EXTRACTED RECORDS:
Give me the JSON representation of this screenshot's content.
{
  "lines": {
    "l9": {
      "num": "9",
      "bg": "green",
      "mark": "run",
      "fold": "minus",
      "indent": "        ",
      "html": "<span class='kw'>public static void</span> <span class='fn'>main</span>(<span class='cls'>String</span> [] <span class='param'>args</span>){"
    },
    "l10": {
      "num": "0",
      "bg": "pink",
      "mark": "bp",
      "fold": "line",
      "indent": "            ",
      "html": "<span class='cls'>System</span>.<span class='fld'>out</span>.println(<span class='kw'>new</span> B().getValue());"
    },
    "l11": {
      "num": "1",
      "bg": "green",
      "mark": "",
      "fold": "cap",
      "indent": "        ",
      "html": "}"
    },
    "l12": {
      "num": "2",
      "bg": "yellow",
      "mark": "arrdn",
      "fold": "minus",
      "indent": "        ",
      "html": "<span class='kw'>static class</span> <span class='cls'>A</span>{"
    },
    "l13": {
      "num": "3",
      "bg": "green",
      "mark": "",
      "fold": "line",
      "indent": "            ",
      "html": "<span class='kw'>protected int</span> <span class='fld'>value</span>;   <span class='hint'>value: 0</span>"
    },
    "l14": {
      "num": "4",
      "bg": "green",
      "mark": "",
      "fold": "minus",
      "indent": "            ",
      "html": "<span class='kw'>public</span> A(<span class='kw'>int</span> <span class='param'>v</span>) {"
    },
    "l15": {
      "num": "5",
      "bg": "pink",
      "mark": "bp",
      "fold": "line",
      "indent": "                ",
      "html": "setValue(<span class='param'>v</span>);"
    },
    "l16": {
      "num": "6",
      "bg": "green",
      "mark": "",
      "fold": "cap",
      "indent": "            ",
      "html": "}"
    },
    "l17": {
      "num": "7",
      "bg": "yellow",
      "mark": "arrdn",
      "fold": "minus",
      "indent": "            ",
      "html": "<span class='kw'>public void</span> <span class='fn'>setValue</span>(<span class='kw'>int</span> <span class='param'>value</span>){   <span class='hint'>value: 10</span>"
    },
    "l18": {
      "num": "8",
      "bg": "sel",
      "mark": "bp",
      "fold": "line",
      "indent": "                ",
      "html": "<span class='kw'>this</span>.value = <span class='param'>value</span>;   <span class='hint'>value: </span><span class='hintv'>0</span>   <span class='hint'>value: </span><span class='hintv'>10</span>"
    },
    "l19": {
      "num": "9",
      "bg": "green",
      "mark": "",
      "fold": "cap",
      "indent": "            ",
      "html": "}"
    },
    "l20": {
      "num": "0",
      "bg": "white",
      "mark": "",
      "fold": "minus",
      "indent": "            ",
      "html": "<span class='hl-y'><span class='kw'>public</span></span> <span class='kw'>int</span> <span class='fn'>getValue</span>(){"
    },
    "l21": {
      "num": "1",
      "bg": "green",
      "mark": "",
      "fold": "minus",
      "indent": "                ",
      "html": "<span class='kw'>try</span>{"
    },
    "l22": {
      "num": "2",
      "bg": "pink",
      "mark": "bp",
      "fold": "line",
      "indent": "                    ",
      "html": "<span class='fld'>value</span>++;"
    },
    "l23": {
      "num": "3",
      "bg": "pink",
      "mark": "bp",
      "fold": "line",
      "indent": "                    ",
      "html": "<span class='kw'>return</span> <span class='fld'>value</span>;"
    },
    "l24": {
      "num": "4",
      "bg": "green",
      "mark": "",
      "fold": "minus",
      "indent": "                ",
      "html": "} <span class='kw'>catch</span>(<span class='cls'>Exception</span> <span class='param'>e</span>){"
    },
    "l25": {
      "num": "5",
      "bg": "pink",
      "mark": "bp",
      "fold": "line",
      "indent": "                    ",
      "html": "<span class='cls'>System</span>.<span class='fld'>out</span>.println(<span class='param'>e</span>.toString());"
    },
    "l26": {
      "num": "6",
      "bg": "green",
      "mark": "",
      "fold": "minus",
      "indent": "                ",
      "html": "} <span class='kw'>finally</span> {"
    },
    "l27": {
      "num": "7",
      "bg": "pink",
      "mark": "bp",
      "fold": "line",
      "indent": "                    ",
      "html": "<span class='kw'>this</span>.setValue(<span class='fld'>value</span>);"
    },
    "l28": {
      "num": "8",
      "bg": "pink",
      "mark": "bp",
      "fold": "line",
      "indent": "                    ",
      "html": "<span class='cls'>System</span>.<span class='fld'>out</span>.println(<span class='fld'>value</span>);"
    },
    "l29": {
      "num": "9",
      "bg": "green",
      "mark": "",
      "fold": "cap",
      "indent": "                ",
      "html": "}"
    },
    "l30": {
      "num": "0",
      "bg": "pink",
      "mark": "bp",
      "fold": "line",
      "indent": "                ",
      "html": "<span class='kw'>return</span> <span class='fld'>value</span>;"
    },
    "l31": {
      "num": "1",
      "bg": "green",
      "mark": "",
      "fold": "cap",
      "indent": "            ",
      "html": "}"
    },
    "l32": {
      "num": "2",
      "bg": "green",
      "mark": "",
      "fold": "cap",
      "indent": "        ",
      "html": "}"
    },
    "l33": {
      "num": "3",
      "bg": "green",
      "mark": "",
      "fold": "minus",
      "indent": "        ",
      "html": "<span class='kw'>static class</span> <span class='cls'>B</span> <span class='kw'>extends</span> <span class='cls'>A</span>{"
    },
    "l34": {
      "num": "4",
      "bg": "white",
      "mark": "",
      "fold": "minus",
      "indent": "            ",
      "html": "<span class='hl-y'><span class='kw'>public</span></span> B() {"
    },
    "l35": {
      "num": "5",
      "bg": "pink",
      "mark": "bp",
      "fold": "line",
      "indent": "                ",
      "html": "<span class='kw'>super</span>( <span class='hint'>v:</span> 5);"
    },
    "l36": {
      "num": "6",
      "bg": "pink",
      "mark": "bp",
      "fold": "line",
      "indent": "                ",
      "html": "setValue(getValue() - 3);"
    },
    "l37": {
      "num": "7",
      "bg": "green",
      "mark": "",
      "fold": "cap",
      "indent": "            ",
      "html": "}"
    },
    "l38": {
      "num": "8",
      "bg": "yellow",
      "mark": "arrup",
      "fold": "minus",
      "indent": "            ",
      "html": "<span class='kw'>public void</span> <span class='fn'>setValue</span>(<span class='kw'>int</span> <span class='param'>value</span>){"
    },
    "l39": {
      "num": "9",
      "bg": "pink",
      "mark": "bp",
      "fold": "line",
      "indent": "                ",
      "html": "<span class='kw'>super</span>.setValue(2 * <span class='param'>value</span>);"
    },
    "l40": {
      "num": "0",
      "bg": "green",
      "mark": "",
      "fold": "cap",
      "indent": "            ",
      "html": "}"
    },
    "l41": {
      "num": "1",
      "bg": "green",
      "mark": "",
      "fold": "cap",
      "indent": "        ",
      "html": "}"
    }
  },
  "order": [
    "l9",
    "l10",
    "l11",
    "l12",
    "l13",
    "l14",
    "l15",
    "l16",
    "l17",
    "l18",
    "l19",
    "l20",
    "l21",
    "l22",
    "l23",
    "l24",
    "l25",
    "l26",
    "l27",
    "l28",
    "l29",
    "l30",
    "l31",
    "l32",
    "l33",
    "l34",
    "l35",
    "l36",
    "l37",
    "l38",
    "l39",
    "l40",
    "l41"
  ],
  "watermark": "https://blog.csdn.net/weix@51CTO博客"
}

INSTRUCTION: Write every record out again, unaltered.

SOLUTION TO THE EXERCISE:
Give me the JSON representation of this screenshot's content.
{
  "lines": {
    "l9": {
      "num": "9",
      "bg": "green",
      "mark": "run",
      "fold": "minus",
      "indent": "        ",
      "html": "<span class='kw'>public static void</span> <span class='fn'>main</span>(<span class='cls'>String</span> [] <span class='param'>args</span>){"
    },
    "l10": {
      "num": "0",
      "bg": "pink",
      "mark": "bp",
      "fold": "line",
      "indent": "            ",
      "html": "<span class='cls'>System</span>.<span class='fld'>out</span>.println(<span class='kw'>new</span> B().getValue());"
    },
    "l11": {
      "num": "1",
      "bg": "green",
      "mark": "",
      "fold": "cap",
      "indent": "        ",
      "html": "}"
    },
    "l12": {
      "num": "2",
      "bg": "yellow",
      "mark": "arrdn",
      "fold": "minus",
      "indent": "        ",
      "html": "<span class='kw'>static class</span> <span class='cls'>A</span>{"
    },
    "l13": {
      "num": "3",
      "bg": "green",
      "mark": "",
      "fold": "line",
      "indent": "            ",
      "html": "<span class='kw'>protected int</span> <span class='fld'>value</span>;   <span class='hint'>value: 0</span>"
    },
    "l14": {
      "num": "4",
      "bg": "green",
      "mark": "",
      "fold": "minus",
      "indent": "            ",
      "html": "<span class='kw'>public</span> A(<span class='kw'>int</span> <span class='param'>v</span>) {"
    },
    "l15": {
      "num": "5",
      "bg": "pink",
      "mark": "bp",
      "fold": "line",
      "indent": "                ",
      "html": "setValue(<span class='param'>v</span>);"
    },
    "l16": {
      "num": "6",
      "bg": "green",
      "mark": "",
      "fold": "cap",
      "indent": "            ",
      "html": "}"
    },
    "l17": {
      "num": "7",
      "bg": "yellow",
      "mark": "arrdn",
      "fold": "minus",
      "indent": "            ",
      "html": "<span class='kw'>public void</span> <span class='fn'>setValue</span>(<span class='kw'>int</span> <span class='param'>value</span>){   <span class='hint'>value: 10</span>"
    },
    "l18": {
      "num": "8",
      "bg": "sel",
      "mark": "bp",
      "fold": "line",
      "indent": "                ",
      "html": "<span class='kw'>this</span>.value = <span class='param'>value</span>;   <span class='hint'>value: </span><span class='hintv'>0</span>   <span class='hint'>value: </span><span class='hintv'>10</span>"
    },
    "l19": {
      "num": "9",
      "bg": "green",
      "mark": "",
      "fold": "cap",
      "indent": "            ",
      "html": "}"
    },
    "l20": {
      "num": "0",
      "bg": "white",
      "mark": "",
      "fold": "minus",
      "indent": "            ",
      "html": "<span class='hl-y'><span class='kw'>public</span></span> <span class='kw'>int</span> <span class='fn'>getValue</span>(){"
    },
    "l21": {
      "num": "1",
      "bg": "green",
      "mark": "",
      "fold": "minus",
      "indent": "                ",
      "html": "<span class='kw'>try</span>{"
    },
    "l22": {
      "num": "2",
      "bg": "pink",
      "mark": "bp",
      "fold": "line",
      "indent": "                    ",
      "html": "<span class='fld'>value</span>++;"
    },
    "l23": {
      "num": "3",
      "bg": "pink",
      "mark": "bp",
      "fold": "line",
      "indent": "                    ",
      "html": "<span class='kw'>return</span> <span class='fld'>value</span>;"
    },
    "l24": {
      "num": "4",
      "bg": "green",
      "mark": "",
      "fold": "minus",
      "indent": "                ",
      "html": "} <span class='kw'>catch</span>(<span class='cls'>Exception</span> <span class='param'>e</span>){"
    },
    "l25": {
      "num": "5",
      "bg": "pink",
      "mark": "bp",
      "fold": "line",
      "indent": "                    ",
      "html": "<span class='cls'>System</span>.<span class='fld'>out</span>.println(<span class='param'>e</span>.toString());"
    },
    "l26": {
      "num": "6",
      "bg": "green",
      "mark": "",
      "fold": "minus",
      "indent": "                ",
      "html": "} <span class='kw'>finally</span> {"
    },
    "l27": {
      "num": "7",
      "bg": "pink",
      "mark": "bp",
      "fold": "line",
      "indent": "                    ",
      "html": "<span class='kw'>this</span>.setValue(<span class='fld'>value</span>);"
    },
    "l28": {
      "num": "8",
      "bg": "pink",
      "mark": "bp",
      "fold": "line",
      "indent": "                    ",
      "html": "<span class='cls'>System</span>.<span class='fld'>out</span>.println(<span class='fld'>value</span>);"
    },
    "l29": {
      "num": "9",
      "bg": "green",
      "mark": "",
      "fold": "cap",
      "indent": "                ",
      "html": "}"
    },
    "l30": {
      "num": "0",
      "bg": "pink",
      "mark": "bp",
      "fold": "line",
      "indent": "                ",
      "html": "<span class='kw'>return</span> <span class='fld'>value</span>;"
    },
    "l31": {
      "num": "1",
      "bg": "green",
      "mark": "",
      "fold": "cap",
      "indent": "            ",
      "html": "}"
    },
    "l32": {
      "num": "2",
      "bg": "green",
      "mark": "",
      "fold": "cap",
      "indent": "        ",
      "html": "}"
    },
    "l33": {
      "num": "3",
      "bg": "green",
      "mark": "",
      "fold": "minus",
      "indent": "        ",
      "html": "<span class='kw'>static class</span> <span class='cls'>B</span> <span class='kw'>extends</span> <span class='cls'>A</span>{"
    },
    "l34": {
      "num": "4",
      "bg": "white",
      "mark": "",
      "fold": "minus",
      "indent": "            ",
      "html": "<span class='hl-y'><span class='kw'>public</span></span> B() {"
    },
    "l35": {
      "num": "5",
      "bg": "pink",
      "mark": "bp",
      "fold": "line",
      "indent": "                ",
      "html": "<span class='kw'>super</span>( <span class='hint'>v:</span> 5);"
    },
    "l36": {
      "num": "6",
      "bg": "pink",
      "mark": "bp",
      "fold": "line",
      "indent": "                ",
      "html": "setValue(getValue() - 3);"
    },
    "l37": {
      "num": "7",
      "bg": "green",
      "mark": "",
      "fold": "cap",
      "indent": "            ",
      "html": "}"
    },
    "l38": {
      "num": "8",
      "bg": "yellow",
      "mark": "arrup",
      "fold": "minus",
      "indent": "            ",
      "html": "<span class='kw'>public void</span> <span class='fn'>setValue</span>(<span class='kw'>int</span> <span class='param'>value</span>){"
    },
    "l39": {
      "num": "9",
      "bg": "pink",
      "mark": "bp",
      "fold": "line",
      "indent": "                ",
      "html": "<span class='kw'>super</span>.setValue(2 * <span class='param'>value</span>);"
    },
    "l40": {
      "num": "0",
      "bg": "green",
      "mark": "",
      "fold": "cap",
      "indent": "            ",
      "html": "}"
    },
    "l41": {
      "num": "1",
      "bg": "green",
      "mark": "",
      "fold": "cap",
      "indent": "        ",
      "html": "}"
    }
  },
  "order": [
    "l9",
    "l10",
    "l11",
    "l12",
    "l13",
    "l14",
    "l15",
    "l16",
    "l17",
    "l18",
    "l19",
    "l20",
    "l21",
    "l22",
    "l23",
    "l24",
    "l25",
    "l26",
    "l27",
    "l28",
    "l29",
    "l30",
    "l31",
    "l32",
    "l33",
    "l34",
    "l35",
    "l36",
    "l37",
    "l38",
    "l39",
    "l40",
    "l41"
  ],
  "watermark": "https://blog.csdn.net/weix@51CTO博客"
}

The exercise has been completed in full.